→ PROBLEM REQUIREMENTS:
Take every line where the string "Ocaña" appears and copy it.

→ EXERCISE MATERIAL:
☆ ☆ ☆ ☆

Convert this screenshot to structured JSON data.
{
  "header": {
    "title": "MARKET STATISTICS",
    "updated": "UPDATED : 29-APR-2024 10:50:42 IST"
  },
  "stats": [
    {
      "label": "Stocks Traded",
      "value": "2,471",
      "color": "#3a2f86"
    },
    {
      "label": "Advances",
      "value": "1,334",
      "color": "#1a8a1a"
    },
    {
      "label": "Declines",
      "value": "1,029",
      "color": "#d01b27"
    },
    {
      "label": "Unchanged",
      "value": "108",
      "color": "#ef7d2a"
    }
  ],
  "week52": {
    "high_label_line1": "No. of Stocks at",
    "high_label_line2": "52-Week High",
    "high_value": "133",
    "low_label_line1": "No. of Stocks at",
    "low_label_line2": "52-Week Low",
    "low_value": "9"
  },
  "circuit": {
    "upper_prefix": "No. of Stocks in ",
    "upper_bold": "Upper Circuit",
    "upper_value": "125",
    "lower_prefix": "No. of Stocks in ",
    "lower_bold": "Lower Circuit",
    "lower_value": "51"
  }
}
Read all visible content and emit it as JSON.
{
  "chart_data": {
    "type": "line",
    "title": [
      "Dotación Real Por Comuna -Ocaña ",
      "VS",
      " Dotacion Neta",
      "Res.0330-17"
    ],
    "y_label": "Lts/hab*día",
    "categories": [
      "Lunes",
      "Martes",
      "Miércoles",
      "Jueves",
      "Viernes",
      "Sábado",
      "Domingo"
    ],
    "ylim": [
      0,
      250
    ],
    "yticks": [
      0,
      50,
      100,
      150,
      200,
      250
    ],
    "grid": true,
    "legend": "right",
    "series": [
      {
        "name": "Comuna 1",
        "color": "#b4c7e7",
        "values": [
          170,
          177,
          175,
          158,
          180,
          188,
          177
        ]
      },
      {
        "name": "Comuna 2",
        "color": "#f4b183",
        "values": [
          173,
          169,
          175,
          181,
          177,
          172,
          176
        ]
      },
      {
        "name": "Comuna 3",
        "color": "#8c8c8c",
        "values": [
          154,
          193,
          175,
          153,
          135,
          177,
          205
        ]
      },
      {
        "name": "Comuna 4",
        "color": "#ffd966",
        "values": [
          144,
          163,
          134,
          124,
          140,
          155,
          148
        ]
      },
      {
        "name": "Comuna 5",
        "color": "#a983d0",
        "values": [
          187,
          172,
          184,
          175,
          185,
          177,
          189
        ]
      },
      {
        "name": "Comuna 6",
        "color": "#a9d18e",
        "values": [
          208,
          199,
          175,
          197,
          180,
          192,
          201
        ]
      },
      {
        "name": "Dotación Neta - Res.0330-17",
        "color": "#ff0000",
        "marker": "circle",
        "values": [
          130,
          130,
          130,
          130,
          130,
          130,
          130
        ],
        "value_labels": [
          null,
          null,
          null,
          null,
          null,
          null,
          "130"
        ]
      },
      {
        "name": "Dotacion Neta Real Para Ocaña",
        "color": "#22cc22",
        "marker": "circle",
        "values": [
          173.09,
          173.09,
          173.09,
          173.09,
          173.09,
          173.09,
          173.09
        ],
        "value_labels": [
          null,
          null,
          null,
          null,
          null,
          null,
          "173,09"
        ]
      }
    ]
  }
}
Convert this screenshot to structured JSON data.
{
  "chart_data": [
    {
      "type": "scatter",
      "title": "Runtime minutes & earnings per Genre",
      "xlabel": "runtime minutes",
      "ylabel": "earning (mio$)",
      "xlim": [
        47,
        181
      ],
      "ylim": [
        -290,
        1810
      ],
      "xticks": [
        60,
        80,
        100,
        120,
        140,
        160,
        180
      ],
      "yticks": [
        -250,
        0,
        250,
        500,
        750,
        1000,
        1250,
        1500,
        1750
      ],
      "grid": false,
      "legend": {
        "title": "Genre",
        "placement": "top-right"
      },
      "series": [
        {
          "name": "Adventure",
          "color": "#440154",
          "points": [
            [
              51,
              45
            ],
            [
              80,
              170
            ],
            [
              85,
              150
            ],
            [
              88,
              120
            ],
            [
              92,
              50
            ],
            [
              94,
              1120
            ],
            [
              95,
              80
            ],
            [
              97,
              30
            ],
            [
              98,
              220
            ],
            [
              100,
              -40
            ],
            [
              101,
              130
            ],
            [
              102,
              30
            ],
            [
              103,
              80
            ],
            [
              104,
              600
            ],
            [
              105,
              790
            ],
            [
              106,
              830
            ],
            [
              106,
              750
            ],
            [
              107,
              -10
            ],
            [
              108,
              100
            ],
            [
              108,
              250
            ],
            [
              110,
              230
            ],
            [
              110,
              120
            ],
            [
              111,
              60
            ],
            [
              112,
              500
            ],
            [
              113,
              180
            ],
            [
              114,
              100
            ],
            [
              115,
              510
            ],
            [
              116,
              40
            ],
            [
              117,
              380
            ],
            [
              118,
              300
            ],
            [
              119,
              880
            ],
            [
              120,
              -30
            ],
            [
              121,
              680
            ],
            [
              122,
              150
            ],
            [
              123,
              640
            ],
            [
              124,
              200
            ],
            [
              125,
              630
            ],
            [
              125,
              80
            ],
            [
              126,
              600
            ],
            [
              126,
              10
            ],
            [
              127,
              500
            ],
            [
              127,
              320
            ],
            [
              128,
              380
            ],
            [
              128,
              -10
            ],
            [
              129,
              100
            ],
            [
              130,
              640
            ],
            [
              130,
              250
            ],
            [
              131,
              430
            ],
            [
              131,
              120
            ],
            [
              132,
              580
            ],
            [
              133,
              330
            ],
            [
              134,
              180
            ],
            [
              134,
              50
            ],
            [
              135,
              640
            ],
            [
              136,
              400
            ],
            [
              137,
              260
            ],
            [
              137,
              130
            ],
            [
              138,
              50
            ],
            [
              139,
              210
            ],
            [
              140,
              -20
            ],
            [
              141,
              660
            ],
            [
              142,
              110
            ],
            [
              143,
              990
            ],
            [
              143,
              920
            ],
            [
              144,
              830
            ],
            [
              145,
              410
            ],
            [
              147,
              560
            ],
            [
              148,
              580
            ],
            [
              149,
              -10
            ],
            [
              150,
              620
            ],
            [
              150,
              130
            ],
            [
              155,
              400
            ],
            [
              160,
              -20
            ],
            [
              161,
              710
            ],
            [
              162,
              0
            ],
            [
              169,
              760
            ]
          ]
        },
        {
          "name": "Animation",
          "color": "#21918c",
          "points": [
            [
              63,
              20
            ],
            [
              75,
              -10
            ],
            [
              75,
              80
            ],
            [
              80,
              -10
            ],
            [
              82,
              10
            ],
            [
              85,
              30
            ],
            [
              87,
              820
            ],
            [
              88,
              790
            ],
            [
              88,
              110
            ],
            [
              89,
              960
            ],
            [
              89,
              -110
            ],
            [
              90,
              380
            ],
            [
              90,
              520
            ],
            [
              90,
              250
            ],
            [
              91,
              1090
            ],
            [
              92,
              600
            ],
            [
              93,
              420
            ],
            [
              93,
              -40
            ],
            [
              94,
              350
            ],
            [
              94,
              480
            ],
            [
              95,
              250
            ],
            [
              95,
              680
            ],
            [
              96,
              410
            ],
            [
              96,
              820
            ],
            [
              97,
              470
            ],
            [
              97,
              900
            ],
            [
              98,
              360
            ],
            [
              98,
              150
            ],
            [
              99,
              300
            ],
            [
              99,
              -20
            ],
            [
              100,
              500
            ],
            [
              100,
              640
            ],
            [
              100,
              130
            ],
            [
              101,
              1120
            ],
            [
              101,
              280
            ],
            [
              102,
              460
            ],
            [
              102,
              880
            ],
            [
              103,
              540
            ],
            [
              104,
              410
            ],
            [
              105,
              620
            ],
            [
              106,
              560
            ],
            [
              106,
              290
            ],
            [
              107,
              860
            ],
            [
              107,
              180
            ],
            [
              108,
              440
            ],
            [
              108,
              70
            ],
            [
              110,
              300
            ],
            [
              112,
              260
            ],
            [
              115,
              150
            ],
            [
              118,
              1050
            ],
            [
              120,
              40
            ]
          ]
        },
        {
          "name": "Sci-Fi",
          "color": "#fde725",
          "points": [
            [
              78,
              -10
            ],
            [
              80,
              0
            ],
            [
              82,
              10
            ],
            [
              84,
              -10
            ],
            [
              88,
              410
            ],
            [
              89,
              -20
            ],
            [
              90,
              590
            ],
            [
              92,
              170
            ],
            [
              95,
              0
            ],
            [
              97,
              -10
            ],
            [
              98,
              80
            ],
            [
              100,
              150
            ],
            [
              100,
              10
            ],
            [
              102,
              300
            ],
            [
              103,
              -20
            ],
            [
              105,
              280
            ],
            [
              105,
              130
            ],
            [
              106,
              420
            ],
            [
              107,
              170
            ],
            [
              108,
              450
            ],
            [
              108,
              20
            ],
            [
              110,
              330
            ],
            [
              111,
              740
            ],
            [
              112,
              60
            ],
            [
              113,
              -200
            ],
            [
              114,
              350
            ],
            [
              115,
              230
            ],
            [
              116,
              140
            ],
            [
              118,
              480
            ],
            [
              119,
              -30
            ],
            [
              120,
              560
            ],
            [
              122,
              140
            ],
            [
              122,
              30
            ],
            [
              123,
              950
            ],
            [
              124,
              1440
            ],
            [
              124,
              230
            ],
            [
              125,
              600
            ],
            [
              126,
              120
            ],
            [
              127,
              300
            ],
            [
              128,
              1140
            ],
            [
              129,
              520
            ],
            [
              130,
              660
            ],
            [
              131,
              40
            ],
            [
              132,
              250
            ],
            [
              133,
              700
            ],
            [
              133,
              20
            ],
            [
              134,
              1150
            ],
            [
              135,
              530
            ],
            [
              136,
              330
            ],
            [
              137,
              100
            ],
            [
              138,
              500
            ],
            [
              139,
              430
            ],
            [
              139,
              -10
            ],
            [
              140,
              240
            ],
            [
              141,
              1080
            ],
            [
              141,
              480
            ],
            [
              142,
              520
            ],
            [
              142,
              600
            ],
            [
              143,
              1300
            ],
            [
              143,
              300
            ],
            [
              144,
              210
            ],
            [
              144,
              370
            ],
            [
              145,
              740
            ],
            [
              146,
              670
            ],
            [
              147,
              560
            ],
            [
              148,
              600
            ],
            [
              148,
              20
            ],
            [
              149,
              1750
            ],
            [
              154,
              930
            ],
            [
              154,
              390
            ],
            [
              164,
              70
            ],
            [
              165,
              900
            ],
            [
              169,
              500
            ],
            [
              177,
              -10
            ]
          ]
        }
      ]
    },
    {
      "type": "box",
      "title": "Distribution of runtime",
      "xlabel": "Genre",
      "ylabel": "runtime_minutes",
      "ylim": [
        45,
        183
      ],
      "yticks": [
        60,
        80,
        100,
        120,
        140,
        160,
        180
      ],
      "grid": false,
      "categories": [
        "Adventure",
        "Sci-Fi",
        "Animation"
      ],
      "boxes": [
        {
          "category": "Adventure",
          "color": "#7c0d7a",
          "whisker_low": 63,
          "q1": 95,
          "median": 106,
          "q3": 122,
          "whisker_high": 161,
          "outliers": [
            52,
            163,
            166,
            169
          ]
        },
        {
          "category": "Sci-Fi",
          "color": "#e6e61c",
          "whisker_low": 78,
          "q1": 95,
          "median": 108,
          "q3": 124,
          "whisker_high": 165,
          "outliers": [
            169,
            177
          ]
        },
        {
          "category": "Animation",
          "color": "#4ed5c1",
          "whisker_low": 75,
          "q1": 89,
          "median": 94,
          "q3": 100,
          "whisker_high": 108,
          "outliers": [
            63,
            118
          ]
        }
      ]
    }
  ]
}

☆ ☆ ☆ ☆

→ THE RESULT:
      "Dotación Real Por Comuna -Ocaña ",
        "name": "Dotacion Neta Real Para Ocaña",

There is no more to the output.